***** Page excerpt *****

Saturday, April 24, 2021

The Status of the Traditional Craftsman

By any conceivable measure, low. Often young people who are trying to figure out their life will ask me if traditional craft might be a viable path for them. My response is basically as follows: if social status is important to your sense of identity, don't walk away from pursuing and never look back. 

There are a few diminished, crumbling legacy infrastructures in place for learning craft sporadically limping along around the globe. Nowadays these typically function as half way houses for wayward youths. However, for most folks pursuing a life as a traditional craftsman there is no support, it's by and large a self-directed process. Obviously, there is very little in the way of a traditional craft culture remaining in the modern, industrialised world. This was certainly my experience in learning traditional plasterwork. Years of experimentation, trips at great expense to the UK, France, Italy, Morocco to try an pick up dribs and drabs of knowledge from folks who are struggling for their own existence and only half-willing to tolerate your presence. Why should they share anything with you, their hard earned pearls before swine? Not exactly a recipe for the next Michelangelo.

Then there is the architectural side of things. Once again, plan on doing the heavy lifting yourself, pouring over old out-of-print books, learning the geometry inside and out that gives form to your material. Don't count on any support from the architectural establishment or academia. There is an hierarchy in place and you'll always be at the bottom of it. It's not personal, actually you're not thought of in terms of an individual at all. One must understand that a traditional craftsman is not a professional. They're literally unentitled. Most lack an university education and if they do well, it's even worse. Fools. What a waste. So it's now standard practise that craftsmen are expected to sign non-disclosure agreements having the work of their hands be the intellectual property of others whilst the professionals get to appropriate and display said "work" as their own.

Yes, I've heard the arguments that some craftsmen earn a better living than some college educated folks. First, this is mostly bollocks. Typically one can work for low to mediocre wages for a semi-industrialised craft business. True enough, the owner of that business, who more likely than not knows nothing about the craft, never getting his hands dirty, might be making good money and getting awards, praise, and respect. The craftman doing the work? Not so much. Alternatively, the independent path of "the man in the van" isn't better off. He either has to have the entire infrastructure of a large business to function (insurances, incorporation, licensing, accountants, etc.) or he is by legal definition a criminal living an off-the-books, black market life.

***** Excerpted data *****

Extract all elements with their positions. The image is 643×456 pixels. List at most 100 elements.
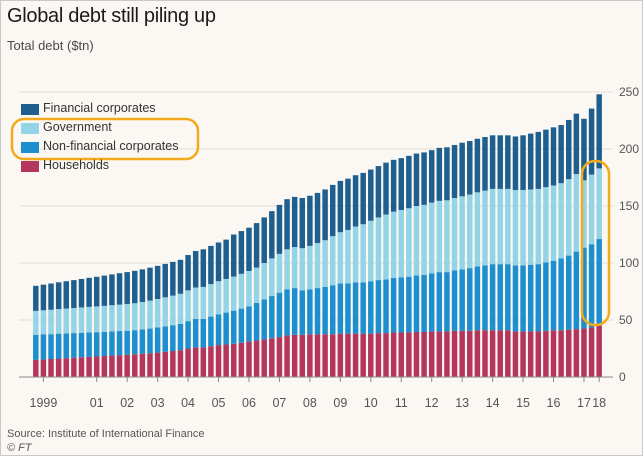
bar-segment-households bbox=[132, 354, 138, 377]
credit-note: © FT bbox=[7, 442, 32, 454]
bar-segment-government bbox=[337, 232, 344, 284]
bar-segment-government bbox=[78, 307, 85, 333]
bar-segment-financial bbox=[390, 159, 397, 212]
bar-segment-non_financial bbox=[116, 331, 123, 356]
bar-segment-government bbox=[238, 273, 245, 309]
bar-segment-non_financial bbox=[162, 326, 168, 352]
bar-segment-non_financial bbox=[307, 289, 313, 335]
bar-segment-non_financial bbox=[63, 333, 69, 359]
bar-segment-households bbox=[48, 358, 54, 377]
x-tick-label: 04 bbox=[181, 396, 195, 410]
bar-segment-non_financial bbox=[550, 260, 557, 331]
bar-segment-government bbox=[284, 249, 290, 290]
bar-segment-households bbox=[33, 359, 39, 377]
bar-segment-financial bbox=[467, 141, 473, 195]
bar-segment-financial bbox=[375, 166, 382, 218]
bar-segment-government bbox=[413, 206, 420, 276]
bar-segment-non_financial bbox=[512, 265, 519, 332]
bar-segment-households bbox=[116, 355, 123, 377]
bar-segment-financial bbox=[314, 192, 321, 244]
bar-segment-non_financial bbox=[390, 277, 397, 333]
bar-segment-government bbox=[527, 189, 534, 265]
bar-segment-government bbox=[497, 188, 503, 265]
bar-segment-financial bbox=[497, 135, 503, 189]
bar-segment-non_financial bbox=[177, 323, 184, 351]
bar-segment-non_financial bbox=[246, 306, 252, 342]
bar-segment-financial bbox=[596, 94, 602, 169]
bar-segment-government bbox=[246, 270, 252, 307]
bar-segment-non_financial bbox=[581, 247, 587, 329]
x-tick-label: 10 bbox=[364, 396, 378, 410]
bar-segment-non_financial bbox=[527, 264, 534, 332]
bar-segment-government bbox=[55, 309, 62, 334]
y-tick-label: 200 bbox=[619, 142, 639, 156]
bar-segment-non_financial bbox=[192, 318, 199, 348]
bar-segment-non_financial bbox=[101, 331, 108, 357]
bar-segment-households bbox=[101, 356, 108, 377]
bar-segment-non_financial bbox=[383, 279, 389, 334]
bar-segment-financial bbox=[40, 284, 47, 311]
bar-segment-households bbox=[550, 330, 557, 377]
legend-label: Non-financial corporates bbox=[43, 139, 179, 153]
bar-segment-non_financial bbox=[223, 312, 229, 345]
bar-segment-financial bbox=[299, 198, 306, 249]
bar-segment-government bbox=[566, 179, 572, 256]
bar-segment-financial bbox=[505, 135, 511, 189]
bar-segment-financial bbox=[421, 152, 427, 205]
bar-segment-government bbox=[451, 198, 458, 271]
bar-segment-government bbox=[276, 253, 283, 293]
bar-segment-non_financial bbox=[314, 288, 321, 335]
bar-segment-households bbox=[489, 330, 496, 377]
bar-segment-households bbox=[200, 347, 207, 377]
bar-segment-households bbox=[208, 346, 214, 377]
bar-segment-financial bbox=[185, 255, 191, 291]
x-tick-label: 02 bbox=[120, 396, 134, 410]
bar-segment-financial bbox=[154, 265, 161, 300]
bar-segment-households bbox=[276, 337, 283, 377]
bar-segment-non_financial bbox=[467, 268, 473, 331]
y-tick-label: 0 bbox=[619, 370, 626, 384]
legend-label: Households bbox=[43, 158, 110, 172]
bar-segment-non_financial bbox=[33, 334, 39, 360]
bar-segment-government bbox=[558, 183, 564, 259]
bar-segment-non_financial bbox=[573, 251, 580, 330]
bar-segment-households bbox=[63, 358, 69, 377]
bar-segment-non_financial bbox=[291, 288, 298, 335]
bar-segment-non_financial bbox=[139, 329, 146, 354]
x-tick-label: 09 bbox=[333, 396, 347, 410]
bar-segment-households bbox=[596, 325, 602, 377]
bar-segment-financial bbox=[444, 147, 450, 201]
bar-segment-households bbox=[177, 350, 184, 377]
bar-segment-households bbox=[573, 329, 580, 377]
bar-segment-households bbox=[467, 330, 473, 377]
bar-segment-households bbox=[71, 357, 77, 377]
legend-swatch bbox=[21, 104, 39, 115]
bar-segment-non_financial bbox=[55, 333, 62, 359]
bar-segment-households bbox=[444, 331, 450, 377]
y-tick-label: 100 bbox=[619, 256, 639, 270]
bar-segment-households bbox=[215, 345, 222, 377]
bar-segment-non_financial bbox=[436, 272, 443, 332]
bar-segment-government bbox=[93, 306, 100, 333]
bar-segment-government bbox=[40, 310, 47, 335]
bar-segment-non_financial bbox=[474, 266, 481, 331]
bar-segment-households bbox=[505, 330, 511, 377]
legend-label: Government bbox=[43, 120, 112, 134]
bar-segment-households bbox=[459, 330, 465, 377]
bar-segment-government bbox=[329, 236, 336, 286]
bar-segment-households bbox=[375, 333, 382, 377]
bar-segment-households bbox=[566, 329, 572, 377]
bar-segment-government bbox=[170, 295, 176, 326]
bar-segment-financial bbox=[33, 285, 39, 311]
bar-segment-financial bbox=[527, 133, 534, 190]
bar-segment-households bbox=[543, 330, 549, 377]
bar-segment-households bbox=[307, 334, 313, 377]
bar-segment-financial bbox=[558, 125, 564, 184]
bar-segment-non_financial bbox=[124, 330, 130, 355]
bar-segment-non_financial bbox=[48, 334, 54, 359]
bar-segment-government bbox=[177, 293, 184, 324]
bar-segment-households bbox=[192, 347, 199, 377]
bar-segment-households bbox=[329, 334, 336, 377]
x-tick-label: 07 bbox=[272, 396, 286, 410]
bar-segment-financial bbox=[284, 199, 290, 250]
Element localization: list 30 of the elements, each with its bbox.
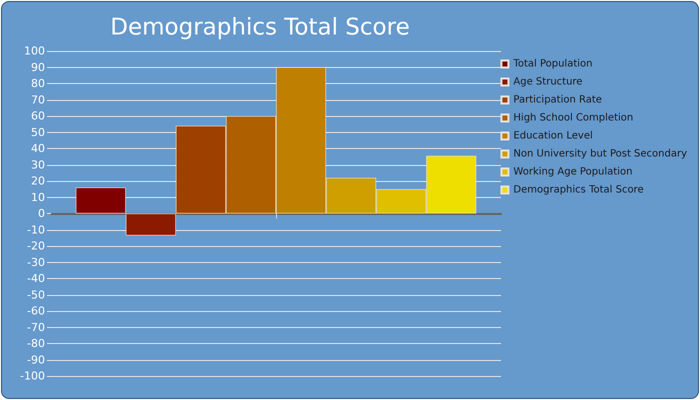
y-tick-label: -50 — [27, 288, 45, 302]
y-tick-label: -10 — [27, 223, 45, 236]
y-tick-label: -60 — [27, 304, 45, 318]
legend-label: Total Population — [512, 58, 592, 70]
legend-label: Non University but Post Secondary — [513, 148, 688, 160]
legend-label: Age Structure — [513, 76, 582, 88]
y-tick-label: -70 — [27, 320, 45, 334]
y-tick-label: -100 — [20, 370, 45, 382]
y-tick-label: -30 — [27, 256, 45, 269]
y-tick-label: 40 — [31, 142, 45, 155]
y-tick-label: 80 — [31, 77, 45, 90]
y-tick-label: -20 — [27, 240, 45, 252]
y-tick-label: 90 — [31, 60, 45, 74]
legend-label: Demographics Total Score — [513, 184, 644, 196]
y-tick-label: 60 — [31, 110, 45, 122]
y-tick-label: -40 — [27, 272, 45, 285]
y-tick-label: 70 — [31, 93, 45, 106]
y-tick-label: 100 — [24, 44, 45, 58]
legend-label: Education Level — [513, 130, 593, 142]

*****

### What is asked
a - According to the post on the status of the traditional craftsman, why is the independent "man in the van" no better off than a craftsman working for a semi-industrialised business? Answer in one to three sentences.
b - In the post on the status of the traditional craftsman, which countries did the writer travel to while learning traditional plasterwork?
Rely solely on the text when responding.

### Final answers
a - The independent craftsman must either maintain the full infrastructure of a large business, including insurances, incorporation, licensing and accountants, or else live off the books. In the latter case he is, by legal definition, a criminal living a black market life.

b - The UK, France, Italy and Morocco.